» BRIEF A: Retype the stretch of the Bloodborne essay from "The animation feels" through "to opening shortcuts.".
» BRIEF B: According to the Bloodborne essay, what is the player's initial goal in the game?

» SOURCE DOCUMENT:

━━━━━━━━━━━━━━━━

From the brutal deathblows of Sekiro, to the nimble parries of Dark Souls, recent FromSoftware titles are lauded for their excellent animations that nail the impact of a killing blow. For games that are all about triumph in the face of hostility, it’s important for them to feel as satisfying as possible to trigger a feeling of achievement in the player.
This sounds silly, but my favourite animation in the entire “Soulsborne” series is a non-violent one: it’s how your character in Bloodborne opens a door. It’s a slow, cumbersome move, where the player (known only as the Hunter) places both hands on the surface and pushes hard. The doors make an audible grind as they separate, and the Hunter finally puts their whole weight in as it finally swings open.
The animation feels satisfying because of the progress it signifies. Bloodborne – while not necessarily a Metroidvania – carries many hallmarks of the genre. The player explores a large, interconnected world with a maze-like design, meaning alternative routes are eventually opened. You spend 15 minutes fighting foe after foe, moving through a dangerous area, and the game rewards you with a shortcut that drastically cuts down on the amount of backtracking you may do later. Creative director Hidetaka Miyazaki says he makes games that “give players a sense of accomplishment by overcoming tremendous odds”, and for me, this also extends to opening shortcuts.
Your initial goal in Bloodborne is to reach a large cathedral at the very top of Yharnam. Similar to the walls of Dark Souls‘ Anor Londo or Ashina Castle in Sekiro, this building is a visual landmark, seen anywhere in the city, that acts as an obtuse reminder of your task for the first third of the game. When you finally arrive at the doors of this holy place, and you see the Hunter push them open, you feel the weight of your progress culminated into a single animation. It’s a huge sense of accomplishment that can’t be expressed by defeating a boss or earning a new item. This is something else entirely.

━━━━━━━━━━━━━━━━

» DATA FOR ANALYSIS:
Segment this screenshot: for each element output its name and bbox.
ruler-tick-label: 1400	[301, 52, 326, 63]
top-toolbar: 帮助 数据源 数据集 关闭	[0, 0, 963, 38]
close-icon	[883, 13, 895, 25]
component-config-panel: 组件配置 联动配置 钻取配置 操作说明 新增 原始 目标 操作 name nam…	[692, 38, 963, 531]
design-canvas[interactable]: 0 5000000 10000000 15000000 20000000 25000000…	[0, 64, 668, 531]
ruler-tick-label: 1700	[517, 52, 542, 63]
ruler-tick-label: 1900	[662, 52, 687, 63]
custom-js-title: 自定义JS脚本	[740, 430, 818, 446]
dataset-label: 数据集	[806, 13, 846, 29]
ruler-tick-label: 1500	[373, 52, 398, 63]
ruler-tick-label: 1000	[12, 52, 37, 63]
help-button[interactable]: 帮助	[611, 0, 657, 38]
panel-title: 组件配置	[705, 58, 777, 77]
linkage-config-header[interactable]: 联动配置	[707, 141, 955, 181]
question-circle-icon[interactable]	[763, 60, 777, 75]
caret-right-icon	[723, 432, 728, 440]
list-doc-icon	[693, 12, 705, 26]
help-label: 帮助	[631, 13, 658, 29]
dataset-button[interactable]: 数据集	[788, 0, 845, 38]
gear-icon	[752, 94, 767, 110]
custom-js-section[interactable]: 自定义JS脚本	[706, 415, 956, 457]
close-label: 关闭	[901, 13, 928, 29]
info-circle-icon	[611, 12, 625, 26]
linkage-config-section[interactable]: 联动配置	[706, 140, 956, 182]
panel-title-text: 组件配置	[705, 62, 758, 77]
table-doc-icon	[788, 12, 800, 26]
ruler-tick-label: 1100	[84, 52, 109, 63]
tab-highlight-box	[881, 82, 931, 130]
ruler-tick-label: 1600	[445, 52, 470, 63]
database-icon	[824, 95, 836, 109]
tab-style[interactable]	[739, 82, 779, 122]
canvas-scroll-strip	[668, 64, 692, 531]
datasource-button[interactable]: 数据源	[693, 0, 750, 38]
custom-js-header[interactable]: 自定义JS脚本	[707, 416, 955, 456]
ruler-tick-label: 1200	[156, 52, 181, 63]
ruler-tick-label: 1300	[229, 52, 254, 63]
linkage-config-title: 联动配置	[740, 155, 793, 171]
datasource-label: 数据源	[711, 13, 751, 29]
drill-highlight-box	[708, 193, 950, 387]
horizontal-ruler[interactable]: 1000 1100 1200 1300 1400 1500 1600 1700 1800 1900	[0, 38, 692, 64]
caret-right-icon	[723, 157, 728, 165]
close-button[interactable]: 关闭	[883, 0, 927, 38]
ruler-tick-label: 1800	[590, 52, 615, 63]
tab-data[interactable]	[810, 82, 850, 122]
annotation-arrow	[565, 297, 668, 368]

━━━━━━━━━━━━━━━━

» RESPONSE A:
The animation feels satisfying because of the progress it signifies. Bloodborne – while not necessarily a Metroidvania – carries many hallmarks of the genre. The player explores a large, interconnected world with a maze-like design, meaning alternative routes are eventually opened. You spend 15 minutes fighting foe after foe, moving through a dangerous area, and the game rewards you with a shortcut that drastically cuts down on the amount of backtracking you may do later. Creative director Hidetaka Miyazaki says he makes games that “give players a sense of accomplishment by overcoming tremendous odds”, and for me, this also extends to opening shortcuts.

» RESPONSE B: To reach a large cathedral at the very top of Yharnam.